やってみよう:
以下のPyTorch関連ライブラリの紹介文を読み、次の問いに答えてください。
1. BoTorchは何をバックエンドとしたライブラリですか。
2. igniteはどのようなtraining wrapperとして紹介されていますか。
3. kaolinを提供しているのはどこですか。

出典本文:
|---|

GPyTorchをバックエンドとしたベイズ最適化ライブラリです。ベイズ最適化はブラックボックス最適化、特にハイパーパラメータ探索に利用されることが多く、PyTorchの学習をラッピングすることに活用できます(もちろん、その他の最適化問題にも別途利用可能です)。BoTorchは後述する学習管理ライブラリAxの低レベルAPIとして利用することが可能です。

Ax

ax.dev

Adaptive Experimetation Platformと題された実験支援プラットフォームです。 最も単純な利用形態は、ニューラルネットワークのハイパーパラメータ探索になるでしょう。BoTorchをバックエンドとしたハイパーパラメータ探索戦略を非常に簡単に実行できます。可視化などのライブラリも同梱されており、PFNのOptunaのように、とりあえずブラックボックス最適化に使ってみるということが手軽に出来ます。

Training Wrapper

pytorch lightning

github.com

PyTorchが研究用途に力を入れている、という点に関して最も適した形のTraining Wrapperだと思われます。 Training時のニューラルネットワークの振る舞いも、Validation時のニューラルネットワークの振る舞いも基本的に自前で書かなければなりませんが、ニューラルネットワークを研究で扱うような場合にはこの辺りは頻繁に書き換えるところであるので、Wrapされていないことが返って柔軟性に繋がっているようです。

単に既によく知られているネットワークを学習させてみたいとか、Fine tuniningやTransffer learningに使いたいという場合には、少々書かなければならないコードが多めかもしれません。

ignite

github.com

PyTorch公式のtraining wrapperです。 私自信は一切触ったことがありませんが、どうやらChainerからの移行者から見ると、ChainerのTrainerチックなのはこれだそうです。ChainerとPyTorch、Wrapperまでそこそこ似てたんですね。

Catalyst

github.com

比較的コードの行数は少なくなる高レベルなWrapperです。下記のSkorchの高レベルが好みだった場合は、こちらに乗り換えるのが一番しっくりくるかもしれません。

skorch

github.com

scikit learnのようなAPIを提供しているPyTorchのWrapperです。手軽にサクッと回すのはこれが一番適しているように見えます。scikit learnのPipelineとも繋げられるというスグレモノ。と言っても、PyTorch自体もTorchVisionにそれなりの前処理機能が実装されているので、やはりサクッと使うとき専用かもしれません。

Computer Vision

kaolin

github.com

GPU、高解像度ゲームなどグラフィックを牽引しているNVidiaが提供する3D deep learningライブラリです。

pytorch3d

github.com

つい最近、FaceBookも3D系のライブラリを発表しました。

kornia

github.com

PyTorchをベースにした自動微分CVライブラリです。雰囲気としてはOpenCVで提供されているような画像処理計算が微分可能な状態で使えるという具合でしょうか。地味に便利な気がします。

|---|

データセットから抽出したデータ
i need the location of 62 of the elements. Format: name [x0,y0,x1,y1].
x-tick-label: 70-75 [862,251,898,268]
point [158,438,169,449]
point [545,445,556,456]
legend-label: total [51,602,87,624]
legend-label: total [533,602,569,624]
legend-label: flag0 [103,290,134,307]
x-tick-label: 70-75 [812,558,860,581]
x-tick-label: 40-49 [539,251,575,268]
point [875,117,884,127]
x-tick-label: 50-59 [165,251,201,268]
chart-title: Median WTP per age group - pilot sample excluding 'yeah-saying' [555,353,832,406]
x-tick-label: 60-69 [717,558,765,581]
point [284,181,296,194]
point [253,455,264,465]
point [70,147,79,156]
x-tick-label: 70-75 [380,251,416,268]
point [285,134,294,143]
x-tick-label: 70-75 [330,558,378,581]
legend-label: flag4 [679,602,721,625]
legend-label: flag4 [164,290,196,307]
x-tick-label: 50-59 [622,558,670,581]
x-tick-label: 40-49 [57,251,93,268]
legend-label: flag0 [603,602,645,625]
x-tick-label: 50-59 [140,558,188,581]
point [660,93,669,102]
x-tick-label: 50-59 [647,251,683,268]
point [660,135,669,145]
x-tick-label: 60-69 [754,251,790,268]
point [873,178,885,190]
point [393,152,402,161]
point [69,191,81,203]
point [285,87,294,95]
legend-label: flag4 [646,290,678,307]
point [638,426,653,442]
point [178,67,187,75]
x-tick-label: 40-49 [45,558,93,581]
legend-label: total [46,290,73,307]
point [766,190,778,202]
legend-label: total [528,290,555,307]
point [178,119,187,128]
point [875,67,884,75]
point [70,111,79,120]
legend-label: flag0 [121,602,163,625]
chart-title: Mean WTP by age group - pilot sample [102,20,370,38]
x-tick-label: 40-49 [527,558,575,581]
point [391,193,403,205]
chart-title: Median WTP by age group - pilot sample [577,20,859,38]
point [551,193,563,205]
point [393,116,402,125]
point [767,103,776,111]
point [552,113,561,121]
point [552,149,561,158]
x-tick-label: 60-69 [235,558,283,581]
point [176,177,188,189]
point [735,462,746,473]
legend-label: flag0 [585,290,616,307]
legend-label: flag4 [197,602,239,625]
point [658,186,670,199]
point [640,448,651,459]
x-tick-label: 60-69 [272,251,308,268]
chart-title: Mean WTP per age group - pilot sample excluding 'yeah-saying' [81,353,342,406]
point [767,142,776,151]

|---|

課題の解答:
1. GPyTorchです。
2. PyTorch公式のtraining wrapperです。
3. NVidiaです。